To do
Write out every entry exactly as it appears.

Stored records

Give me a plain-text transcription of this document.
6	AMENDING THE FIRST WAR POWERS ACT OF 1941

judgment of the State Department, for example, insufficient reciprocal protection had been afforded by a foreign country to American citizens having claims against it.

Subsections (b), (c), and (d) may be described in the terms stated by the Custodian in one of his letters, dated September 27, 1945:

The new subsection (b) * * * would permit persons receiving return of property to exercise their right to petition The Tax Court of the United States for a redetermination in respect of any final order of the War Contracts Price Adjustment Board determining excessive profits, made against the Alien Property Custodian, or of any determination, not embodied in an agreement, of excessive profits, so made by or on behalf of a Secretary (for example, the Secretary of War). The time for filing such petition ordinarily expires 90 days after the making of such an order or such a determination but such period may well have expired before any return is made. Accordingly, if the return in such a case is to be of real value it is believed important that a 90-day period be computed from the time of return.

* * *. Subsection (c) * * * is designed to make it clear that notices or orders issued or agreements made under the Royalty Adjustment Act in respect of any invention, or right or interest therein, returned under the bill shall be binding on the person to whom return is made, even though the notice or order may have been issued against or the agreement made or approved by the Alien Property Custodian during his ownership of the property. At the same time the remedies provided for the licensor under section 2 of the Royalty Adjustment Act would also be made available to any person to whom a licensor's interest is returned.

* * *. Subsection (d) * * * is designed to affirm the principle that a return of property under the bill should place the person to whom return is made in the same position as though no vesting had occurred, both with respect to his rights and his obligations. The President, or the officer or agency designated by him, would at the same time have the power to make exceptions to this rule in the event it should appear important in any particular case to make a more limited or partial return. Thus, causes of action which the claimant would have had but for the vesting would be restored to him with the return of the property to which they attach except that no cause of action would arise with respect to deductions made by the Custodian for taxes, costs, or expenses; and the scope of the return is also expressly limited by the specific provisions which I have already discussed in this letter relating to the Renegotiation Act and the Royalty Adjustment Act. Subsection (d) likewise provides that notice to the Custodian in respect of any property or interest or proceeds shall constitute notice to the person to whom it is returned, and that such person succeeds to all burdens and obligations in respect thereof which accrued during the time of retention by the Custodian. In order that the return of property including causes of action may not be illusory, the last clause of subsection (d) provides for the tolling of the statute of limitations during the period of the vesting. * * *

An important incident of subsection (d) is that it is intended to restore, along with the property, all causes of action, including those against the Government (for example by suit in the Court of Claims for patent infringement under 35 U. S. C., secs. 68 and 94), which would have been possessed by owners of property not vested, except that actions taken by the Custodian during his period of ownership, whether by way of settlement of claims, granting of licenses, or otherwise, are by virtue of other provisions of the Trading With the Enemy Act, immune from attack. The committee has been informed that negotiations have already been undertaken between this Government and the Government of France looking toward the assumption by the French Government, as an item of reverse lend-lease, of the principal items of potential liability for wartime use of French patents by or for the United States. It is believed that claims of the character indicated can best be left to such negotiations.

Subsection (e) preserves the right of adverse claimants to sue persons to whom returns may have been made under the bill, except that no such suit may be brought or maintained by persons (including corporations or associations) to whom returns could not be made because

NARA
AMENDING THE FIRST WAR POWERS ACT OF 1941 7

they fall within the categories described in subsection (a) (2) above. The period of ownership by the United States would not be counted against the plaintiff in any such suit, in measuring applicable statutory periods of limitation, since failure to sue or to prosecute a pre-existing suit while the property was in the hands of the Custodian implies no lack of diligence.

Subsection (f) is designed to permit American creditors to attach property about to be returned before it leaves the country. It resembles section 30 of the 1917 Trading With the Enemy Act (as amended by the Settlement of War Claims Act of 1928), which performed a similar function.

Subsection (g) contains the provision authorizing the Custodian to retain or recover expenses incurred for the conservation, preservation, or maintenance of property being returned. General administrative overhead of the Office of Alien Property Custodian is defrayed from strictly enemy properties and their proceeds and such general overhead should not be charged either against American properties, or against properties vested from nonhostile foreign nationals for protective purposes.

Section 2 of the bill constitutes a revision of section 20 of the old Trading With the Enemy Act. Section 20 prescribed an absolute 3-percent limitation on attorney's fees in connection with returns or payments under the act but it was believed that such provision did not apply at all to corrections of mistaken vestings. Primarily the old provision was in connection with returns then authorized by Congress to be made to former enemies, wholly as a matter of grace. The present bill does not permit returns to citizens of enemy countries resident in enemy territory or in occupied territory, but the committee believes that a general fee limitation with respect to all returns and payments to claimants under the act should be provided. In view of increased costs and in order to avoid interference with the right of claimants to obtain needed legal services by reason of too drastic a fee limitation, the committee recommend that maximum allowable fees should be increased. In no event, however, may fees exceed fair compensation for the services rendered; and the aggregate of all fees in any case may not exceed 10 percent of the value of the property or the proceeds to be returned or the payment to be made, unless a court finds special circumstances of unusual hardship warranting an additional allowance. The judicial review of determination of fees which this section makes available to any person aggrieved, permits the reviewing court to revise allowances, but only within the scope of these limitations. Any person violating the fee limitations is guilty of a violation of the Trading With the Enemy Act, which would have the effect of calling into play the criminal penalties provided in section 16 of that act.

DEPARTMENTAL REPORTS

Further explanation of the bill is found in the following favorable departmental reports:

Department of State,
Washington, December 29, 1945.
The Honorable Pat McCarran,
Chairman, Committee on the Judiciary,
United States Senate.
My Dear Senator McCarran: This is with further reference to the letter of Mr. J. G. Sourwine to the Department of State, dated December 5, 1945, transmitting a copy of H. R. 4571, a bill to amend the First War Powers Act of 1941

Written solution
Give me a plain-text transcription of this document.
6	AMENDING THE FIRST WAR POWERS ACT OF 1941

judgment of the State Department, for example, insufficient reciprocal protection had been afforded by a foreign country to American citizens having claims against it.

Subsections (b), (c), and (d) may be described in the terms stated by the Custodian in one of his letters, dated September 27, 1945:

The new subsection (b) * * * would permit persons receiving return of property to exercise their right to petition The Tax Court of the United States for a redetermination in respect of any final order of the War Contracts Price Adjustment Board determining excessive profits, made against the Alien Property Custodian, or of any determination, not embodied in an agreement, of excessive profits, so made by or on behalf of a Secretary (for example, the Secretary of War). The time for filing such petition ordinarily expires 90 days after the making of such an order or such a determination but such period may well have expired before any return is made. Accordingly, if the return in such a case is to be of real value it is believed important that a 90-day period be computed from the time of return.

* * *. Subsection (c) * * * is designed to make it clear that notices or orders issued or agreements made under the Royalty Adjustment Act in respect of any invention, or right or interest therein, returned under the bill shall be binding on the person to whom return is made, even though the notice or order may have been issued against or the agreement made or approved by the Alien Property Custodian during his ownership of the property. At the same time the remedies provided for the licensor under section 2 of the Royalty Adjustment Act would also be made available to any person to whom a licensor's interest is returned.

* * *. Subsection (d) * * * is designed to affirm the principle that a return of property under the bill should place the person to whom return is made in the same position as though no vesting had occurred, both with respect to his rights and his obligations. The President, or the officer or agency designated by him, would at the same time have the power to make exceptions to this rule in the event it should appear important in any particular case to make a more limited or partial return. Thus, causes of action which the claimant would have had but for the vesting would be restored to him with the return of the property to which they attach except that no cause of action would arise with respect to deductions made by the Custodian for taxes, costs, or expenses; and the scope of the return is also expressly limited by the specific provisions which I have already discussed in this letter relating to the Renegotiation Act and the Royalty Adjustment Act. Subsection (d) likewise provides that notice to the Custodian in respect of any property or interest or proceeds shall constitute notice to the person to whom it is returned, and that such person succeeds to all burdens and obligations in respect thereof which accrued during the time of retention by the Custodian. In order that the return of property including causes of action may not be illusory, the last clause of subsection (d) provides for the tolling of the statute of limitations during the period of the vesting. * * *

An important incident of subsection (d) is that it is intended to restore, along with the property, all causes of action, including those against the Government (for example by suit in the Court of Claims for patent infringement under 35 U. S. C., secs. 68 and 94), which would have been possessed by owners of property not vested, except that actions taken by the Custodian during his period of ownership, whether by way of settlement of claims, granting of licenses, or otherwise, are by virtue of other provisions of the Trading With the Enemy Act, immune from attack. The committee has been informed that negotiations have already been undertaken between this Government and the Government of France looking toward the assumption by the French Government, as an item of reverse lend-lease, of the principal items of potential liability for wartime use of French patents by or for the United States. It is believed that claims of the character indicated can best be left to such negotiations.

Subsection (e) preserves the right of adverse claimants to sue persons to whom returns may have been made under the bill, except that no such suit may be brought or maintained by persons (including corporations or associations) to whom returns could not be made because

NARA
AMENDING THE FIRST WAR POWERS ACT OF 1941 7

they fall within the categories described in subsection (a) (2) above. The period of ownership by the United States would not be counted against the plaintiff in any such suit, in measuring applicable statutory periods of limitation, since failure to sue or to prosecute a pre-existing suit while the property was in the hands of the Custodian implies no lack of diligence.

Subsection (f) is designed to permit American creditors to attach property about to be returned before it leaves the country. It resembles section 30 of the 1917 Trading With the Enemy Act (as amended by the Settlement of War Claims Act of 1928), which performed a similar function.

Subsection (g) contains the provision authorizing the Custodian to retain or recover expenses incurred for the conservation, preservation, or maintenance of property being returned. General administrative overhead of the Office of Alien Property Custodian is defrayed from strictly enemy properties and their proceeds and such general overhead should not be charged either against American properties, or against properties vested from nonhostile foreign nationals for protective purposes.

Section 2 of the bill constitutes a revision of section 20 of the old Trading With the Enemy Act. Section 20 prescribed an absolute 3-percent limitation on attorney's fees in connection with returns or payments under the act but it was believed that such provision did not apply at all to corrections of mistaken vestings. Primarily the old provision was in connection with returns then authorized by Congress to be made to former enemies, wholly as a matter of grace. The present bill does not permit returns to citizens of enemy countries resident in enemy territory or in occupied territory, but the committee believes that a general fee limitation with respect to all returns and payments to claimants under the act should be provided. In view of increased costs and in order to avoid interference with the right of claimants to obtain needed legal services by reason of too drastic a fee limitation, the committee recommend that maximum allowable fees should be increased. In no event, however, may fees exceed fair compensation for the services rendered; and the aggregate of all fees in any case may not exceed 10 percent of the value of the property or the proceeds to be returned or the payment to be made, unless a court finds special circumstances of unusual hardship warranting an additional allowance. The judicial review of determination of fees which this section makes available to any person aggrieved, permits the reviewing court to revise allowances, but only within the scope of these limitations. Any person violating the fee limitations is guilty of a violation of the Trading With the Enemy Act, which would have the effect of calling into play the criminal penalties provided in section 16 of that act.

DEPARTMENTAL REPORTS

Further explanation of the bill is found in the following favorable departmental reports:

Department of State,
Washington, December 29, 1945.
The Honorable Pat McCarran,
Chairman, Committee on the Judiciary,
United States Senate.
My Dear Senator McCarran: This is with further reference to the letter of Mr. J. G. Sourwine to the Department of State, dated December 5, 1945, transmitting a copy of H. R. 4571, a bill to amend the First War Powers Act of 1941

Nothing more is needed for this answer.